(Region boundary data)
>>>>>
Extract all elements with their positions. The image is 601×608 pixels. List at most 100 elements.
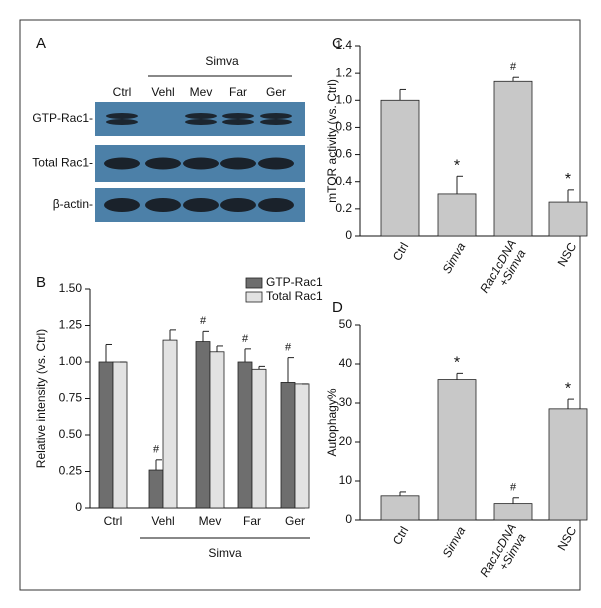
band [185, 113, 217, 119]
error-bar [155, 459, 162, 471]
bar [162, 339, 178, 509]
error-bar [169, 329, 176, 341]
error-bar [567, 398, 574, 409]
band [258, 198, 294, 212]
band [106, 119, 138, 125]
annotation: # [242, 333, 249, 345]
annotation: * [565, 380, 571, 397]
band [145, 198, 181, 212]
y-axis-label: Relative intensity (vs. Ctrl) [34, 329, 48, 468]
band [260, 113, 292, 119]
panel-label: D [332, 299, 343, 316]
y-tick-label: 0.75 [59, 391, 83, 405]
error-bar [216, 345, 223, 352]
x-tick-label: Mev [199, 514, 222, 528]
bar [380, 99, 420, 237]
error-bar [244, 348, 251, 362]
band [220, 198, 256, 212]
y-tick-label: 0.4 [335, 174, 352, 188]
error-bar [512, 76, 519, 82]
y-tick-label: 50 [339, 317, 353, 331]
figure-border [19, 19, 581, 591]
x-tick-label: Simva [440, 524, 469, 560]
y-tick-label: 1.00 [59, 354, 83, 368]
group-label: Simva [205, 54, 239, 68]
x-tick-label: Vehl [151, 514, 174, 528]
annotation: # [510, 482, 517, 494]
x-tick-label: Rac1cDNA+Simva [477, 237, 530, 302]
bar [493, 503, 533, 521]
bar [548, 408, 588, 521]
blot-row [95, 102, 305, 136]
x-tick-label: Ctrl [390, 240, 411, 263]
y-tick-label: 1.0 [335, 92, 352, 106]
x-tick-label: Simva [440, 240, 469, 276]
annotation: * [454, 158, 460, 175]
y-tick-label: 1.50 [59, 281, 83, 295]
row-label: GTP-Rac1- [32, 111, 93, 125]
y-tick-label: 0 [345, 228, 352, 242]
bar [112, 361, 128, 509]
annotation: * [454, 355, 460, 372]
bar [437, 193, 477, 237]
error-bar [399, 88, 406, 101]
y-tick-label: 0.8 [335, 120, 352, 134]
band [145, 157, 181, 170]
error-bar [202, 330, 209, 342]
legend-label: Total Rac1 [266, 289, 323, 303]
band [185, 119, 217, 125]
bar [148, 469, 164, 509]
bar [209, 351, 225, 509]
x-tick-label: Far [243, 514, 261, 528]
x-tick-label: NSC [555, 524, 580, 553]
legend-label: GTP-Rac1 [266, 275, 323, 289]
annotation: # [285, 342, 292, 354]
y-tick-label: 0.50 [59, 427, 83, 441]
bar [380, 495, 420, 521]
annotation: # [510, 61, 517, 73]
error-bar [105, 343, 112, 362]
lane-label: Ctrl [113, 85, 132, 99]
y-axis-label: Autophagy% [325, 388, 339, 456]
y-tick-label: 0 [345, 512, 352, 526]
group-label: Simva [208, 546, 242, 560]
band [220, 157, 256, 170]
band [183, 157, 219, 170]
panel-label: A [36, 35, 46, 52]
y-tick-label: 0.25 [59, 464, 83, 478]
y-tick-label: 20 [339, 434, 353, 448]
x-tick-label: Ctrl [104, 514, 123, 528]
annotation: * [565, 171, 571, 188]
band [222, 113, 254, 119]
y-tick-label: 1.25 [59, 318, 83, 332]
bar [548, 201, 588, 237]
legend-swatch [245, 277, 263, 289]
band [222, 119, 254, 125]
bar [237, 361, 253, 509]
error-bar [258, 365, 265, 370]
y-tick-label: 40 [339, 356, 353, 370]
x-tick-label: Rac1cDNA+Simva [477, 521, 530, 586]
lane-label: Far [229, 85, 247, 99]
x-tick-label: NSC [555, 240, 580, 269]
y-tick-label: 0.2 [335, 201, 352, 215]
bar [98, 361, 114, 509]
y-tick-label: 0 [75, 500, 82, 514]
bar [251, 368, 267, 509]
band [260, 119, 292, 125]
y-tick-label: 1.2 [335, 65, 352, 79]
band [104, 157, 140, 170]
error-bar [512, 497, 519, 504]
lane-label: Vehl [151, 85, 174, 99]
row-label: Total Rac1- [32, 156, 93, 170]
x-tick-label: Ger [285, 514, 305, 528]
annotation: # [200, 315, 207, 327]
y-tick-label: 1.4 [335, 38, 352, 52]
y-tick-label: 30 [339, 395, 353, 409]
error-bar [567, 189, 574, 203]
y-tick-label: 0.6 [335, 147, 352, 161]
row-label: β-actin- [53, 197, 93, 211]
bar [195, 341, 211, 509]
band [106, 113, 138, 119]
<<<<<
Copy the stretch of the listing from the line containing "band [185, 113, 217, 119]" through the line containing "panel-label: A [36, 35, 46, 52]", reproducing every line unchanged.

ANSWER FOR THE TASK →
band [185, 113, 217, 119]
error-bar [155, 459, 162, 471]
bar [162, 339, 178, 509]
error-bar [169, 329, 176, 341]
error-bar [567, 398, 574, 409]
band [258, 198, 294, 212]
band [106, 119, 138, 125]
annotation: # [242, 333, 249, 345]
annotation: * [565, 380, 571, 397]
band [145, 198, 181, 212]
y-axis-label: Relative intensity (vs. Ctrl) [34, 329, 48, 468]
band [260, 113, 292, 119]
panel-label: D [332, 299, 343, 316]
y-tick-label: 0.75 [59, 391, 83, 405]
error-bar [216, 345, 223, 352]
x-tick-label: Mev [199, 514, 222, 528]
bar [380, 99, 420, 237]
error-bar [244, 348, 251, 362]
band [220, 198, 256, 212]
y-tick-label: 0.4 [335, 174, 352, 188]
error-bar [512, 76, 519, 82]
y-tick-label: 50 [339, 317, 353, 331]
figure-border [19, 19, 581, 591]
x-tick-label: Simva [440, 524, 469, 560]
y-tick-label: 1.00 [59, 354, 83, 368]
group-label: Simva [205, 54, 239, 68]
x-tick-label: Vehl [151, 514, 174, 528]
annotation: # [510, 482, 517, 494]
x-tick-label: Rac1cDNA+Simva [477, 237, 530, 302]
bar [493, 503, 533, 521]
bar [548, 408, 588, 521]
blot-row [95, 102, 305, 136]
x-tick-label: Ctrl [390, 240, 411, 263]
y-tick-label: 1.0 [335, 92, 352, 106]
x-tick-label: Simva [440, 240, 469, 276]
annotation: * [454, 158, 460, 175]
y-tick-label: 1.50 [59, 281, 83, 295]
row-label: GTP-Rac1- [32, 111, 93, 125]
y-tick-label: 0 [345, 228, 352, 242]
bar [112, 361, 128, 509]
annotation: * [454, 355, 460, 372]
bar [437, 193, 477, 237]
error-bar [399, 88, 406, 101]
y-tick-label: 0.8 [335, 120, 352, 134]
band [145, 157, 181, 170]
error-bar [202, 330, 209, 342]
legend-label: Total Rac1 [266, 289, 323, 303]
band [185, 119, 217, 125]
bar [148, 469, 164, 509]
bar [209, 351, 225, 509]
x-tick-label: Far [243, 514, 261, 528]
x-tick-label: NSC [555, 524, 580, 553]
legend-label: GTP-Rac1 [266, 275, 323, 289]
annotation: # [285, 342, 292, 354]
y-tick-label: 0.50 [59, 427, 83, 441]
bar [380, 495, 420, 521]
annotation: # [510, 61, 517, 73]
error-bar [105, 343, 112, 362]
lane-label: Ctrl [113, 85, 132, 99]
y-axis-label: Autophagy% [325, 388, 339, 456]
y-tick-label: 0 [345, 512, 352, 526]
group-label: Simva [208, 546, 242, 560]
band [220, 157, 256, 170]
band [183, 157, 219, 170]
panel-label: A [36, 35, 46, 52]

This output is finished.